Segment Start: TEXT PASSAGE

Marion County Jail The number of inmates held at the Marion County Jail is leveling off after a surge in average daily population last year, county officials said.The increase, in which the number of inmates climbed past 2,600 a day for two months last year, does not signal a return to the county’s chronic problem of jail crowding, county officials said. News and ADP chart from the IndyStar.

They say that the number of inmates dropped sharply at the beginning of this year and that county judges — whose decisions are critical to keeping jail numbers in check — are doing a better job of limiting how long inmates stay in jail.

“I’m not overly concerned that we’re reaching any problems with overcrowding currently,” Superior Court Judge Steven Eichholtz said. “Our recent numbers have been really pretty good.”

The increase came during a period when the Bureau of Justice Statistics studied jail populations nationwide. The study released last week found that the number of inmates held dropped 2.3 percent from 2008 to 2009 — the first decrease since the agency began compiling the jail data in 1982.

But in Marion County, the study found the inmate population jumped 9 percent in 2009. The county’s four pretrial holding facilities — Marion County Jail, Marion County Jail II, the former lockup in the City-County Building and Liberty Hall — held 2,336 inmates on June 30, 2008, but 2,541 inmates on June 30, 2009, according to the study.

Kevin Murray, the lawyer for Sheriff Frank Anderson, said the increase was part of the growing pains associated with a crop of rookie judges.

Marion County elected six new judges to the bench in 2008. Eight sitting judges moved to different courtrooms when those new judges donned their robes in January 2009.

The county’s criminal court judges are key to controlling jail population because they decide who gets locked up and for how long.

“Whenever there’s a transition and you have a lot of new judges coming in, there’s going to be a learning curve,” Murray said. “By the fall, things had settled down.”

The average daily jail population peaked at 2,622 in March 2009 but remained below 2,300 from December through April, according to figures supplied by the Sheriff’s Department. The average daily population for May — the last month for which complete figures are available — was 2,382.

Segment End: TEXT PASSAGE

» **TASKS TO PERFORM**:
**1.** Decide whether each statement below agrees with the article on the Marion County Jail, answering yes or no and quoting the deciding words of the article: (a) The Bureau of Justice Statistics study found that the number of inmates held nationwide fell 2.3 percent from 2008 to 2009. (b) Marion County elected eight new judges to the bench in 2008. (c) The average daily jail population reached its peak in March 2009.
**2.** Reproduce the portion of the article on the Marion County Jail starting at "Marion County elected" and ending at "for how long.".

Segment Start: EXTRACTED DATA

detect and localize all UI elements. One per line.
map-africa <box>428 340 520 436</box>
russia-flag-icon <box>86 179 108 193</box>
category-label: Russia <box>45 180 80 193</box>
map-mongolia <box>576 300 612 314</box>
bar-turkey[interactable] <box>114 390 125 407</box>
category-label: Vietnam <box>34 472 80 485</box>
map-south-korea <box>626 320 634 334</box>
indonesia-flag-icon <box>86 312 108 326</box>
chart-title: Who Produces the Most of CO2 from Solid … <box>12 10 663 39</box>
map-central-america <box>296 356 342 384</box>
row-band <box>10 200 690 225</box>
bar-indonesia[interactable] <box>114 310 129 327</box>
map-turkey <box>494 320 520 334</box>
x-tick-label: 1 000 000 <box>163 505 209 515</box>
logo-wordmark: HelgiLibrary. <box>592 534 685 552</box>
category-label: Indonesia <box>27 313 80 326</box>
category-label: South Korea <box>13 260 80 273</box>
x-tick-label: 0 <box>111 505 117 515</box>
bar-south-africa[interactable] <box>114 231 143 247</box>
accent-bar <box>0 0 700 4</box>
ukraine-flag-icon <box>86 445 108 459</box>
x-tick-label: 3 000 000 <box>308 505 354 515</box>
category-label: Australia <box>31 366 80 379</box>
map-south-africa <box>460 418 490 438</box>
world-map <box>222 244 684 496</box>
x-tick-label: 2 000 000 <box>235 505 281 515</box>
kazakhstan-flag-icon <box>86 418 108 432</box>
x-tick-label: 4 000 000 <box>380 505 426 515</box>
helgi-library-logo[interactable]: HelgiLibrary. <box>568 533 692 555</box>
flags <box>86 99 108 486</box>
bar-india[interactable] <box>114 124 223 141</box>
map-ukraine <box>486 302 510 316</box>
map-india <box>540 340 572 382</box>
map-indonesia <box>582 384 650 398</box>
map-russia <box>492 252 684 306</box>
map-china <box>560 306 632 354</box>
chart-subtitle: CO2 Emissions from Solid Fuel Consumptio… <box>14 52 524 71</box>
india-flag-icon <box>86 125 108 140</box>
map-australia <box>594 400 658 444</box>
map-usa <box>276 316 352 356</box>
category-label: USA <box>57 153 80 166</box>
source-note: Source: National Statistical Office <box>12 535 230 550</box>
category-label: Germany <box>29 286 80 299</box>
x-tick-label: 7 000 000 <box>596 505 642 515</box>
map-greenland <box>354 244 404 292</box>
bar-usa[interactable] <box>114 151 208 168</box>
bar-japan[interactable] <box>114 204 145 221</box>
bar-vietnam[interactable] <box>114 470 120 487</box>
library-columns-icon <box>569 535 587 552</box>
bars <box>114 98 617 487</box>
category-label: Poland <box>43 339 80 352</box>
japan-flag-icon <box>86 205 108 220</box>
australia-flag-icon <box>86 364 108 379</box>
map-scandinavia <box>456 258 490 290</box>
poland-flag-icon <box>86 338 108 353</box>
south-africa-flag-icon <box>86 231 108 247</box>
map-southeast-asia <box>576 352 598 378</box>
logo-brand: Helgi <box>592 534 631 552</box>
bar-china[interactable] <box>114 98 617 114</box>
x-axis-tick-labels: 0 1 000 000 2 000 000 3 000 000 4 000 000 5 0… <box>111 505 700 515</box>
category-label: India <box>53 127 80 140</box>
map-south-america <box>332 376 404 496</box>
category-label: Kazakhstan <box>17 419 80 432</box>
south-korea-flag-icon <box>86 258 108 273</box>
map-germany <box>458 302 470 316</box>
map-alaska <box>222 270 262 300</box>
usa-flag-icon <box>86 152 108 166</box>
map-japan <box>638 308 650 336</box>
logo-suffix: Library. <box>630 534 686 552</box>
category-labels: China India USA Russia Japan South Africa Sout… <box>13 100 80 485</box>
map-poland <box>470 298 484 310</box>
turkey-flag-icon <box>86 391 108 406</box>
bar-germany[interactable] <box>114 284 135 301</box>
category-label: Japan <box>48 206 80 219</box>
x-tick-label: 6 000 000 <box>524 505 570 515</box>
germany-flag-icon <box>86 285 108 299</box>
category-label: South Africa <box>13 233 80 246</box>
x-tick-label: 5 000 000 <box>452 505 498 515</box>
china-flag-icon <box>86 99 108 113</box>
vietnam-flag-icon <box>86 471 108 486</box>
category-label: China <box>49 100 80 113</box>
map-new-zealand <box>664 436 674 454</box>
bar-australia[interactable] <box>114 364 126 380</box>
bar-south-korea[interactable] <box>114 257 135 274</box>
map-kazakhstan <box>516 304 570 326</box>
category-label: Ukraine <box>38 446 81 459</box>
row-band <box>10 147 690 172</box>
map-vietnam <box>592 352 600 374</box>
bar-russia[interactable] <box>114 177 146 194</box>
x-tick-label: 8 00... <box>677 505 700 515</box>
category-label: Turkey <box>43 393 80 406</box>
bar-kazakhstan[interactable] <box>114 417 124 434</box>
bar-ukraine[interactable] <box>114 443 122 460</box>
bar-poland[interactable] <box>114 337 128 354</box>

Segment End: EXTRACTED DATA

» **EXERCISE ANSWERS**:
**1.**
(a) Yes: "the number of inmates held dropped 2.3 percent from 2008 to 2009"
(b) No: "Marion County elected six new judges to the bench in 2008."
(c) Yes: "The average daily jail population peaked at 2,622 in March 2009"

**2.**
Marion County elected six new judges to the bench in 2008. Eight sitting judges moved to different courtrooms when those new judges donned their robes in January 2009.

The county’s criminal court judges are key to controlling jail population because they decide who gets locked up and for how long.